_Directions for this task_: From the entries that follow, pick out all lines holding "size".

···

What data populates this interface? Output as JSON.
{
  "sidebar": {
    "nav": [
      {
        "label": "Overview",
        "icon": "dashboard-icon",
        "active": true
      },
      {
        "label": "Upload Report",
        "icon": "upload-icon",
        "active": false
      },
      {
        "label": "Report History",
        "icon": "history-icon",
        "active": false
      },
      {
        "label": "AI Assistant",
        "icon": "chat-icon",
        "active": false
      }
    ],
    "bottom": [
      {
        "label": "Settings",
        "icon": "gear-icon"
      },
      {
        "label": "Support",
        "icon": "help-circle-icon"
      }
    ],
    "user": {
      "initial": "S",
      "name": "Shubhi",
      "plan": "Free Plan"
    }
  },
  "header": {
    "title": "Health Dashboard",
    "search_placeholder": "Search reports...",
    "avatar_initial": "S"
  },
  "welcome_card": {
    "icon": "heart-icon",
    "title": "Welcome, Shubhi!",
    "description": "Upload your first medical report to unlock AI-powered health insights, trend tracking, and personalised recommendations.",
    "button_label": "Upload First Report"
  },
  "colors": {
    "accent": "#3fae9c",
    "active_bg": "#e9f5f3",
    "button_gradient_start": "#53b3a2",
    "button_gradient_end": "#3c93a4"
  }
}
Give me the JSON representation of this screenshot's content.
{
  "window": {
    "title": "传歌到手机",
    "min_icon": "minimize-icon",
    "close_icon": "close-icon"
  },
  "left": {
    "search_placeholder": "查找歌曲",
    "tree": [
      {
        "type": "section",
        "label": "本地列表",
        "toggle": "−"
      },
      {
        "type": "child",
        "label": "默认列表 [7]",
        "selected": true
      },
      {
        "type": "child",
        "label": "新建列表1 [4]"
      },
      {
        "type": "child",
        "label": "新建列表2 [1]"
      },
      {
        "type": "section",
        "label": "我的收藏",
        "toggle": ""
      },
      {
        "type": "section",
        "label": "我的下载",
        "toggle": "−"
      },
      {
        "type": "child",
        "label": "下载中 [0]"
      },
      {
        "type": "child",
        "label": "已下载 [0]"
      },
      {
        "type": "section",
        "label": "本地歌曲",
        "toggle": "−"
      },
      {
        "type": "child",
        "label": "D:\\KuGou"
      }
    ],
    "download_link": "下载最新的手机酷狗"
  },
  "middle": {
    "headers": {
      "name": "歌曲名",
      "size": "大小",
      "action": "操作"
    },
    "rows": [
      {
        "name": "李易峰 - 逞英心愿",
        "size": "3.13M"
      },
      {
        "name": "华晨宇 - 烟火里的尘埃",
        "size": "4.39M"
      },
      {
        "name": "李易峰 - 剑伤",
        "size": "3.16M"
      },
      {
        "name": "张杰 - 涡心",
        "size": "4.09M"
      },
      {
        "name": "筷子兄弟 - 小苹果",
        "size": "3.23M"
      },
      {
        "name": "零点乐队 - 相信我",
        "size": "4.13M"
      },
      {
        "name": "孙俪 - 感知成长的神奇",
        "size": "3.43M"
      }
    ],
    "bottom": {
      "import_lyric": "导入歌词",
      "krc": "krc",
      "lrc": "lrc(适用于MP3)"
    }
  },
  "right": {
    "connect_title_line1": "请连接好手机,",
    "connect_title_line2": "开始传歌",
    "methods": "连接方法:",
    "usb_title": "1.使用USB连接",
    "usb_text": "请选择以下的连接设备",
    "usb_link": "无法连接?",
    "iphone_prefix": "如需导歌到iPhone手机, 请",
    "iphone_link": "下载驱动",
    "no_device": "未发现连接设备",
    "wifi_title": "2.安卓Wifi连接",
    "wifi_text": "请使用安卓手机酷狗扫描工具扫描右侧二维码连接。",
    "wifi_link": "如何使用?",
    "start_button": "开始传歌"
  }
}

···

_Task result_:
      "size": "大小",
        "size": "3.13M"
        "size": "4.39M"
        "size": "3.16M"
        "size": "4.09M"
        "size": "3.23M"
        "size": "4.13M"
        "size": "3.43M"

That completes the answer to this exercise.